**TO DO**
Output exactly the lines between the line that contains "Output the text content of this document." and the last line of the material, counting both.

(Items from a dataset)
-- Begin --

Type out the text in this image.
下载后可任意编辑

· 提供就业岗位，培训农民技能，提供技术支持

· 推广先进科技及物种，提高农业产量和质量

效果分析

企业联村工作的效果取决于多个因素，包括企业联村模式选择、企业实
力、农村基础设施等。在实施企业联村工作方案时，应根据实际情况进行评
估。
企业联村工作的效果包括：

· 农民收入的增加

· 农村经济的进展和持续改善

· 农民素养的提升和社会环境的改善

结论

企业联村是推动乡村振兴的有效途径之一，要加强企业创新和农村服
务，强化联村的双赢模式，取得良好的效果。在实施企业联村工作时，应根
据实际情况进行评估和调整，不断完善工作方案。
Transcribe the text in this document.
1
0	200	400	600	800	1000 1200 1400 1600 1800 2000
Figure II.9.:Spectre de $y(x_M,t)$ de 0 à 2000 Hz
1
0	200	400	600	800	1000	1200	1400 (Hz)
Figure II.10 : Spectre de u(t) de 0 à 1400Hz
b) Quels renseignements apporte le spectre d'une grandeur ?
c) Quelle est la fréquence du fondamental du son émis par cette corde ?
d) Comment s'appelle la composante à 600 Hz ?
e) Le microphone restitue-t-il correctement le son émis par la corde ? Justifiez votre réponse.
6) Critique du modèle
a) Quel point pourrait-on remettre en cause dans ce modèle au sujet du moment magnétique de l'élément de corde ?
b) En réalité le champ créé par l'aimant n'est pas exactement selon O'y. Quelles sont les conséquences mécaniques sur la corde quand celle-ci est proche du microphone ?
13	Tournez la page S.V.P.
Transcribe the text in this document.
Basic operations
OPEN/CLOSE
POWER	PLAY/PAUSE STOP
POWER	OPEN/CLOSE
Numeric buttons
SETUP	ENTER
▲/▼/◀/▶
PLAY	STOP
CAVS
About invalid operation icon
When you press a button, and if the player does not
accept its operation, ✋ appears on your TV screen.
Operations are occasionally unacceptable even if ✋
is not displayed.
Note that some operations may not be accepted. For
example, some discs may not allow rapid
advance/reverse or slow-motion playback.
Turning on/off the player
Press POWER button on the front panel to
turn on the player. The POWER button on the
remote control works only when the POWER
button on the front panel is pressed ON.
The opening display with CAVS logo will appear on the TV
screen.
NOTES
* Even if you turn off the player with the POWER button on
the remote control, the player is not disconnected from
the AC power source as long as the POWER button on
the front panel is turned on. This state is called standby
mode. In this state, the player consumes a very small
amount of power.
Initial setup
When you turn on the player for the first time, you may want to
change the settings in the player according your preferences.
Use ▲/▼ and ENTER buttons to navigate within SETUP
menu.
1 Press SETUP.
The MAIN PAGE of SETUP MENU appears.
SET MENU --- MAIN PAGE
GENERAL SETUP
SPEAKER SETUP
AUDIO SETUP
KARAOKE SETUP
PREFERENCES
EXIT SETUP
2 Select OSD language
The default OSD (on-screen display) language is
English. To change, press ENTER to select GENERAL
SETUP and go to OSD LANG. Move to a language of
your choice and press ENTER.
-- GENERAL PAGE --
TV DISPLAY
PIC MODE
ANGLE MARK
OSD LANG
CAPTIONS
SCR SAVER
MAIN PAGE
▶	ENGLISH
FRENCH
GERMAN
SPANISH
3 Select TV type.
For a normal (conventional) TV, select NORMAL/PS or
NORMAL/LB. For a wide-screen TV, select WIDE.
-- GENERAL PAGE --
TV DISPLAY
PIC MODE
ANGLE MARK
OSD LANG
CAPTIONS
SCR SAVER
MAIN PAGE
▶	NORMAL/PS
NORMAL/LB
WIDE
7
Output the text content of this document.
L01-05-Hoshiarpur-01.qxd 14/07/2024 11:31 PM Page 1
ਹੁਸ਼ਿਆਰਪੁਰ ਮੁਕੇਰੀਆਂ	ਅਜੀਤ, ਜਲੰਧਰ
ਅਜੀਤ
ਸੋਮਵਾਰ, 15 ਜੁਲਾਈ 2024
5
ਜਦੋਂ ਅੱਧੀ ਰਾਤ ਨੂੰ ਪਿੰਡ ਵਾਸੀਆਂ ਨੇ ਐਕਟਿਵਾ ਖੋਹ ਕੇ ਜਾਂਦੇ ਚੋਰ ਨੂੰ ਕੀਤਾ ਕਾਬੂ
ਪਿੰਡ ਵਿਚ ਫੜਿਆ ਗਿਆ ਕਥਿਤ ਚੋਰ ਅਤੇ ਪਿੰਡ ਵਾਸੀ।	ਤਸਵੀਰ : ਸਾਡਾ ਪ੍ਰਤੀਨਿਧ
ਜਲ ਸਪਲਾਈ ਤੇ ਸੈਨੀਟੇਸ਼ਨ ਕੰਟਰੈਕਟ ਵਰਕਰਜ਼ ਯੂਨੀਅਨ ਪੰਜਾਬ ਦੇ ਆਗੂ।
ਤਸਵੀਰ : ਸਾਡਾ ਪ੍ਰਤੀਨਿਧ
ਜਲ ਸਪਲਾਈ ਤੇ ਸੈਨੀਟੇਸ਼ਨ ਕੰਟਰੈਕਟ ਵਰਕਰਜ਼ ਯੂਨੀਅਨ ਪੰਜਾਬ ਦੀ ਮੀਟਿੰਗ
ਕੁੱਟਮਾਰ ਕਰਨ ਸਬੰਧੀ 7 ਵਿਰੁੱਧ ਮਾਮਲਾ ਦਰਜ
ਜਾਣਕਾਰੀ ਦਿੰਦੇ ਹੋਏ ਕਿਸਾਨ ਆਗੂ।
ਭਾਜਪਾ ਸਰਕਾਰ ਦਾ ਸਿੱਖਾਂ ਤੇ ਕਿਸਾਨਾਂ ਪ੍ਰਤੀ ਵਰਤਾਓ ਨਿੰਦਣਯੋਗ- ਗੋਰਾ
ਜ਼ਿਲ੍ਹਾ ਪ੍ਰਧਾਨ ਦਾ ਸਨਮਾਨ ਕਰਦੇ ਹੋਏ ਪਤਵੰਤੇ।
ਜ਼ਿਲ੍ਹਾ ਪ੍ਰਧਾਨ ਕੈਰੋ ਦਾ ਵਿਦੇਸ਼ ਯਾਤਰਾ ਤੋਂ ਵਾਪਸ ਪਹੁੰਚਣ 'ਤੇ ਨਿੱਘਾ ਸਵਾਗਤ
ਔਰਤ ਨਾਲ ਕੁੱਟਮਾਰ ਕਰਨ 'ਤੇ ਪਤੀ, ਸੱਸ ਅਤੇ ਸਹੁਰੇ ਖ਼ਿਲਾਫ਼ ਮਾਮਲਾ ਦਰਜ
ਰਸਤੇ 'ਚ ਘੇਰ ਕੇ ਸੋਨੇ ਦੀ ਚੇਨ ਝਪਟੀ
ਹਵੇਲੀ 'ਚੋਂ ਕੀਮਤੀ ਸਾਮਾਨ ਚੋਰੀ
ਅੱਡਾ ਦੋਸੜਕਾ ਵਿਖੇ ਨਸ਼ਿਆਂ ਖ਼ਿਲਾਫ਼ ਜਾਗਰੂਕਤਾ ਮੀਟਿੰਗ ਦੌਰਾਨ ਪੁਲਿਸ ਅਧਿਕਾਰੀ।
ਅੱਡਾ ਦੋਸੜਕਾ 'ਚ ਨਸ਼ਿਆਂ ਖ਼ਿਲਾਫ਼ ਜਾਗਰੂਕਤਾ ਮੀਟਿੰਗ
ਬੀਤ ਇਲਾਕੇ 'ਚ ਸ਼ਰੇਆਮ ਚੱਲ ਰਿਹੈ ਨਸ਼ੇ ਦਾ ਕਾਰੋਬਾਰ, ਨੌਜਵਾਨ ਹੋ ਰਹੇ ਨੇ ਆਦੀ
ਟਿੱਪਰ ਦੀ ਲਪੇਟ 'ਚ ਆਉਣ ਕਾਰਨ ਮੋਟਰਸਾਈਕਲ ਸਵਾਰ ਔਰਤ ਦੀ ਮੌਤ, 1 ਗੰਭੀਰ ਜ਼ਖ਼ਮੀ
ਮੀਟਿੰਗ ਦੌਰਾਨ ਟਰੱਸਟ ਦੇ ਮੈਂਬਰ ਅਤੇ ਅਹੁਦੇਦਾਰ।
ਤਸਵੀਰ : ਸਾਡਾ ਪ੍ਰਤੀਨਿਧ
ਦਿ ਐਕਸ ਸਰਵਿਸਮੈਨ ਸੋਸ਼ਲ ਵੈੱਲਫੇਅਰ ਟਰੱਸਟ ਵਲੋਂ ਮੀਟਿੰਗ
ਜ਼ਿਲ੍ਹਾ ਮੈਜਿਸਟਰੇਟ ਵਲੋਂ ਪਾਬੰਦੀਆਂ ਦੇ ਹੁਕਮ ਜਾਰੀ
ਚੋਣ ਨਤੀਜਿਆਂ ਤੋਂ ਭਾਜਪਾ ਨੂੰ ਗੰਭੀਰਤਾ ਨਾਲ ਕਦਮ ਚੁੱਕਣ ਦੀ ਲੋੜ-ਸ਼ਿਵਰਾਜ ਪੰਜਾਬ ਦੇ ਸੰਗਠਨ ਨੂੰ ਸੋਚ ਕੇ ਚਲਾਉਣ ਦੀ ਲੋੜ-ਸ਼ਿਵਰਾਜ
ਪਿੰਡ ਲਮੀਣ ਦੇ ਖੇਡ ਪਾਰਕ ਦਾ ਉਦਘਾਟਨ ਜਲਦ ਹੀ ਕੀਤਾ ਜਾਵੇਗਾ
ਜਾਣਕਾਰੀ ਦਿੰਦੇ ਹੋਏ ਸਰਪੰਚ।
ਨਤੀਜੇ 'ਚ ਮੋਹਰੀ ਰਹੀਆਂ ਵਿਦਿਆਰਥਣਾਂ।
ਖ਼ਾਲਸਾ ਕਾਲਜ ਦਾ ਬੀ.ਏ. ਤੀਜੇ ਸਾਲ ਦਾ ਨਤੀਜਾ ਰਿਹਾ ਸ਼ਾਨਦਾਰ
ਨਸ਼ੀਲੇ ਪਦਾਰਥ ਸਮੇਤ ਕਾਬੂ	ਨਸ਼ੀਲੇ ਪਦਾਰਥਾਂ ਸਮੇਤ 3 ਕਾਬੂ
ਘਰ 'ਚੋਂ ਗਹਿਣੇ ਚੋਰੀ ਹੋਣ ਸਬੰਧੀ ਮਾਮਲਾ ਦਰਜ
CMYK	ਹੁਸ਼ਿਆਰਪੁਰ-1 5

-- End --

**EXERCISE SOLUTION**
Output the text content of this document.
L01-05-Hoshiarpur-01.qxd 14/07/2024 11:31 PM Page 1
ਹੁਸ਼ਿਆਰਪੁਰ ਮੁਕੇਰੀਆਂ	ਅਜੀਤ, ਜਲੰਧਰ
ਅਜੀਤ
ਸੋਮਵਾਰ, 15 ਜੁਲਾਈ 2024
5
ਜਦੋਂ ਅੱਧੀ ਰਾਤ ਨੂੰ ਪਿੰਡ ਵਾਸੀਆਂ ਨੇ ਐਕਟਿਵਾ ਖੋਹ ਕੇ ਜਾਂਦੇ ਚੋਰ ਨੂੰ ਕੀਤਾ ਕਾਬੂ
ਪਿੰਡ ਵਿਚ ਫੜਿਆ ਗਿਆ ਕਥਿਤ ਚੋਰ ਅਤੇ ਪਿੰਡ ਵਾਸੀ।	ਤਸਵੀਰ : ਸਾਡਾ ਪ੍ਰਤੀਨਿਧ
ਜਲ ਸਪਲਾਈ ਤੇ ਸੈਨੀਟੇਸ਼ਨ ਕੰਟਰੈਕਟ ਵਰਕਰਜ਼ ਯੂਨੀਅਨ ਪੰਜਾਬ ਦੇ ਆਗੂ।
ਤਸਵੀਰ : ਸਾਡਾ ਪ੍ਰਤੀਨਿਧ
ਜਲ ਸਪਲਾਈ ਤੇ ਸੈਨੀਟੇਸ਼ਨ ਕੰਟਰੈਕਟ ਵਰਕਰਜ਼ ਯੂਨੀਅਨ ਪੰਜਾਬ ਦੀ ਮੀਟਿੰਗ
ਕੁੱਟਮਾਰ ਕਰਨ ਸਬੰਧੀ 7 ਵਿਰੁੱਧ ਮਾਮਲਾ ਦਰਜ
ਜਾਣਕਾਰੀ ਦਿੰਦੇ ਹੋਏ ਕਿਸਾਨ ਆਗੂ।
ਭਾਜਪਾ ਸਰਕਾਰ ਦਾ ਸਿੱਖਾਂ ਤੇ ਕਿਸਾਨਾਂ ਪ੍ਰਤੀ ਵਰਤਾਓ ਨਿੰਦਣਯੋਗ- ਗੋਰਾ
ਜ਼ਿਲ੍ਹਾ ਪ੍ਰਧਾਨ ਦਾ ਸਨਮਾਨ ਕਰਦੇ ਹੋਏ ਪਤਵੰਤੇ।
ਜ਼ਿਲ੍ਹਾ ਪ੍ਰਧਾਨ ਕੈਰੋ ਦਾ ਵਿਦੇਸ਼ ਯਾਤਰਾ ਤੋਂ ਵਾਪਸ ਪਹੁੰਚਣ 'ਤੇ ਨਿੱਘਾ ਸਵਾਗਤ
ਔਰਤ ਨਾਲ ਕੁੱਟਮਾਰ ਕਰਨ 'ਤੇ ਪਤੀ, ਸੱਸ ਅਤੇ ਸਹੁਰੇ ਖ਼ਿਲਾਫ਼ ਮਾਮਲਾ ਦਰਜ
ਰਸਤੇ 'ਚ ਘੇਰ ਕੇ ਸੋਨੇ ਦੀ ਚੇਨ ਝਪਟੀ
ਹਵੇਲੀ 'ਚੋਂ ਕੀਮਤੀ ਸਾਮਾਨ ਚੋਰੀ
ਅੱਡਾ ਦੋਸੜਕਾ ਵਿਖੇ ਨਸ਼ਿਆਂ ਖ਼ਿਲਾਫ਼ ਜਾਗਰੂਕਤਾ ਮੀਟਿੰਗ ਦੌਰਾਨ ਪੁਲਿਸ ਅਧਿਕਾਰੀ।
ਅੱਡਾ ਦੋਸੜਕਾ 'ਚ ਨਸ਼ਿਆਂ ਖ਼ਿਲਾਫ਼ ਜਾਗਰੂਕਤਾ ਮੀਟਿੰਗ
ਬੀਤ ਇਲਾਕੇ 'ਚ ਸ਼ਰੇਆਮ ਚੱਲ ਰਿਹੈ ਨਸ਼ੇ ਦਾ ਕਾਰੋਬਾਰ, ਨੌਜਵਾਨ ਹੋ ਰਹੇ ਨੇ ਆਦੀ
ਟਿੱਪਰ ਦੀ ਲਪੇਟ 'ਚ ਆਉਣ ਕਾਰਨ ਮੋਟਰਸਾਈਕਲ ਸਵਾਰ ਔਰਤ ਦੀ ਮੌਤ, 1 ਗੰਭੀਰ ਜ਼ਖ਼ਮੀ
ਮੀਟਿੰਗ ਦੌਰਾਨ ਟਰੱਸਟ ਦੇ ਮੈਂਬਰ ਅਤੇ ਅਹੁਦੇਦਾਰ।
ਤਸਵੀਰ : ਸਾਡਾ ਪ੍ਰਤੀਨਿਧ
ਦਿ ਐਕਸ ਸਰਵਿਸਮੈਨ ਸੋਸ਼ਲ ਵੈੱਲਫੇਅਰ ਟਰੱਸਟ ਵਲੋਂ ਮੀਟਿੰਗ
ਜ਼ਿਲ੍ਹਾ ਮੈਜਿਸਟਰੇਟ ਵਲੋਂ ਪਾਬੰਦੀਆਂ ਦੇ ਹੁਕਮ ਜਾਰੀ
ਚੋਣ ਨਤੀਜਿਆਂ ਤੋਂ ਭਾਜਪਾ ਨੂੰ ਗੰਭੀਰਤਾ ਨਾਲ ਕਦਮ ਚੁੱਕਣ ਦੀ ਲੋੜ-ਸ਼ਿਵਰਾਜ ਪੰਜਾਬ ਦੇ ਸੰਗਠਨ ਨੂੰ ਸੋਚ ਕੇ ਚਲਾਉਣ ਦੀ ਲੋੜ-ਸ਼ਿਵਰਾਜ
ਪਿੰਡ ਲਮੀਣ ਦੇ ਖੇਡ ਪਾਰਕ ਦਾ ਉਦਘਾਟਨ ਜਲਦ ਹੀ ਕੀਤਾ ਜਾਵੇਗਾ
ਜਾਣਕਾਰੀ ਦਿੰਦੇ ਹੋਏ ਸਰਪੰਚ।
ਨਤੀਜੇ 'ਚ ਮੋਹਰੀ ਰਹੀਆਂ ਵਿਦਿਆਰਥਣਾਂ।
ਖ਼ਾਲਸਾ ਕਾਲਜ ਦਾ ਬੀ.ਏ. ਤੀਜੇ ਸਾਲ ਦਾ ਨਤੀਜਾ ਰਿਹਾ ਸ਼ਾਨਦਾਰ
ਨਸ਼ੀਲੇ ਪਦਾਰਥ ਸਮੇਤ ਕਾਬੂ	ਨਸ਼ੀਲੇ ਪਦਾਰਥਾਂ ਸਮੇਤ 3 ਕਾਬੂ
ਘਰ 'ਚੋਂ ਗਹਿਣੇ ਚੋਰੀ ਹੋਣ ਸਬੰਧੀ ਮਾਮਲਾ ਦਰਜ
CMYK	ਹੁਸ਼ਿਆਰਪੁਰ-1 5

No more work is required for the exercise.